Listings of layout items with their boxes
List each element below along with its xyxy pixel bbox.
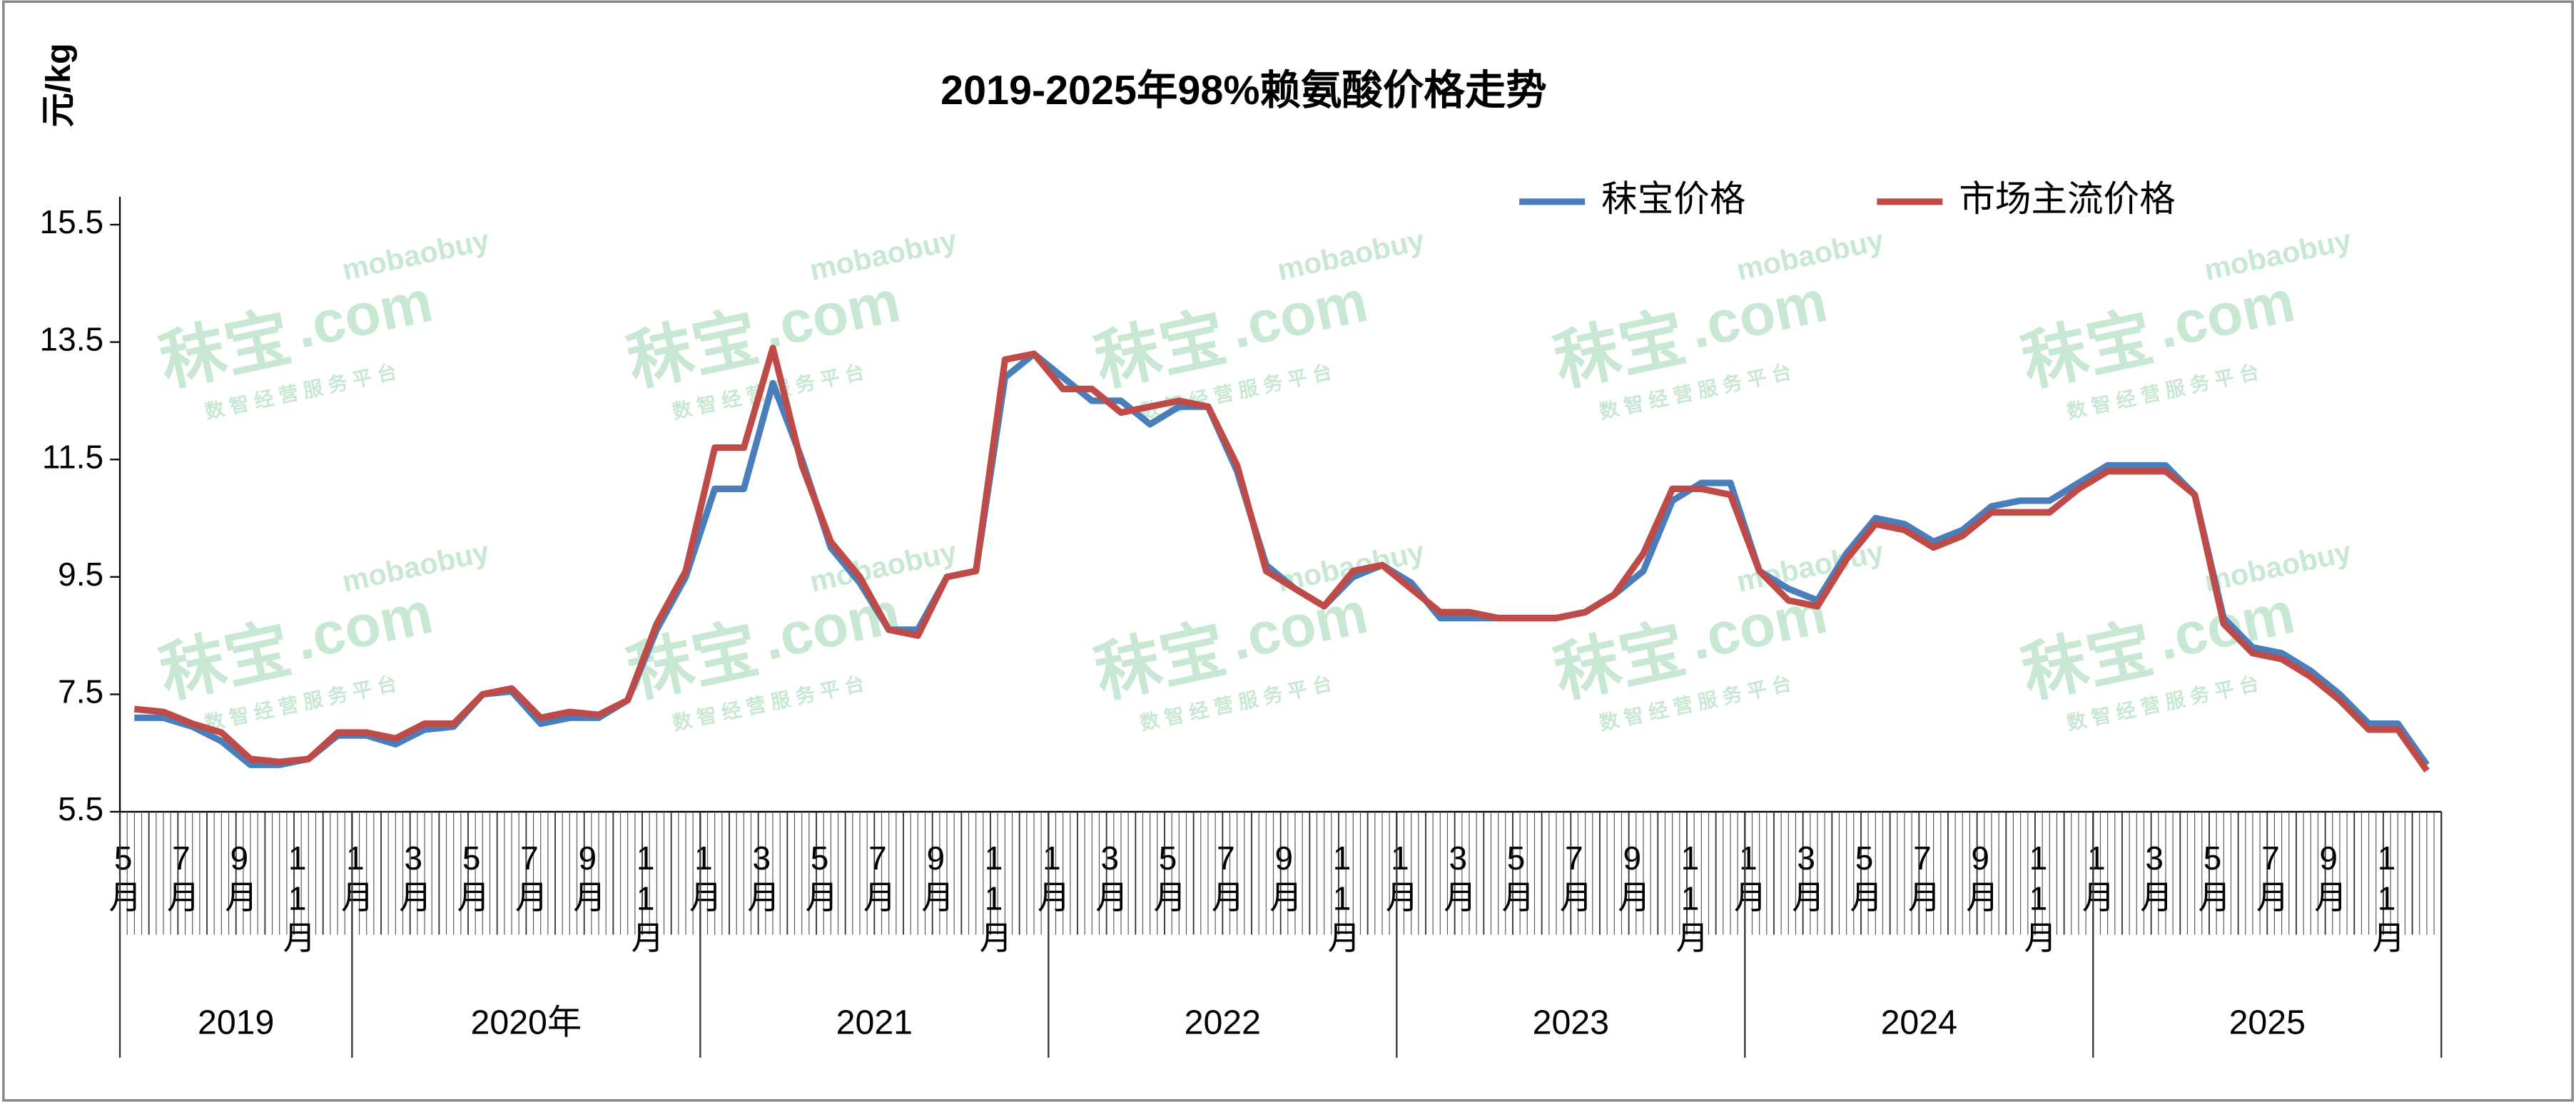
- year-label: 2025: [2229, 1004, 2306, 1042]
- x-tick-label: 1月: [1033, 840, 1070, 916]
- x-tick-label: 3月: [1439, 840, 1476, 916]
- x-tick-label: 5月: [1150, 840, 1187, 916]
- x-tick-label: 5月: [1846, 840, 1883, 916]
- year-label: 2021: [836, 1004, 913, 1042]
- x-tick-label: 5月: [105, 840, 142, 916]
- y-tick-label: 7.5: [58, 673, 103, 710]
- x-tick-label: 7月: [511, 840, 548, 916]
- y-tick-label: 11.5: [42, 438, 103, 475]
- x-tick-label: 5月: [2194, 840, 2231, 916]
- x-tick-label: 7月: [1207, 840, 1244, 916]
- x-tick-label: 7月: [859, 840, 896, 916]
- x-tick-label: 1月: [685, 840, 722, 916]
- y-tick-label: 5.5: [58, 790, 103, 827]
- x-tick-label: 11月: [2020, 840, 2057, 956]
- legend-label: 秣宝价格: [1601, 178, 1745, 219]
- x-tick-label: 3月: [1091, 840, 1128, 916]
- year-label: 2024: [1881, 1004, 1957, 1042]
- x-tick-label: 1月: [1381, 840, 1419, 916]
- x-tick-label: 1月: [1730, 840, 1767, 916]
- x-tick-label: 9月: [220, 840, 258, 916]
- x-tick-label: 9月: [1265, 840, 1302, 916]
- x-tick-label: 11月: [627, 840, 664, 956]
- x-tick-label: 11月: [975, 840, 1013, 956]
- x-tick-label: 1月: [2078, 840, 2115, 916]
- year-label: 2019: [198, 1004, 274, 1042]
- x-tick-label: 5月: [801, 840, 838, 916]
- year-label: 2023: [1533, 1004, 1609, 1042]
- series-line: [133, 345, 2430, 773]
- year-label: 2022: [1185, 1004, 1261, 1042]
- x-tick-label: 9月: [569, 840, 606, 916]
- x-tick-label: 9月: [1613, 840, 1650, 916]
- x-tick-label: 11月: [279, 840, 316, 956]
- x-tick-label: 5月: [1498, 840, 1535, 916]
- x-tick-label: 9月: [917, 840, 954, 916]
- year-label: 2020年: [471, 1004, 582, 1042]
- x-tick-label: 11月: [2368, 840, 2405, 956]
- y-tick-label: 15.5: [40, 203, 103, 240]
- y-tick-label: 9.5: [58, 556, 103, 593]
- chart-title: 2019-2025年98%赖氨酸价格走势: [940, 68, 1547, 113]
- x-tick-label: 3月: [1788, 840, 1825, 916]
- y-axis-label: 元/kg: [39, 44, 78, 128]
- y-tick-label: 13.5: [40, 321, 103, 358]
- x-tick-label: 9月: [1962, 840, 1999, 916]
- x-tick-label: 3月: [743, 840, 780, 916]
- x-tick-label: 11月: [1324, 840, 1361, 956]
- x-tick-label: 11月: [1672, 840, 1709, 956]
- x-tick-label: 7月: [2252, 840, 2289, 916]
- legend-label: 市场主流价格: [1959, 178, 2175, 219]
- x-tick-label: 5月: [453, 840, 490, 916]
- x-tick-label: 3月: [2136, 840, 2173, 916]
- x-tick-label: 7月: [1904, 840, 1941, 916]
- x-tick-label: 3月: [395, 840, 432, 916]
- x-tick-label: 7月: [1556, 840, 1593, 916]
- x-tick-label: 9月: [2310, 840, 2347, 916]
- x-tick-label: 1月: [337, 840, 374, 916]
- x-tick-label: 7月: [163, 840, 200, 916]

**AIM**.
Report each line of the records above that contains the string "year", copying every such line in full.

**SOLVED PROBLEM**.
- year-label: 2025: [2229, 1004, 2306, 1042]
- year-label: 2021: [836, 1004, 913, 1042]
- year-label: 2024: [1881, 1004, 1957, 1042]
- year-label: 2019: [198, 1004, 274, 1042]
- year-label: 2023: [1533, 1004, 1609, 1042]
- year-label: 2022: [1185, 1004, 1261, 1042]
- year-label: 2020年: [471, 1004, 582, 1042]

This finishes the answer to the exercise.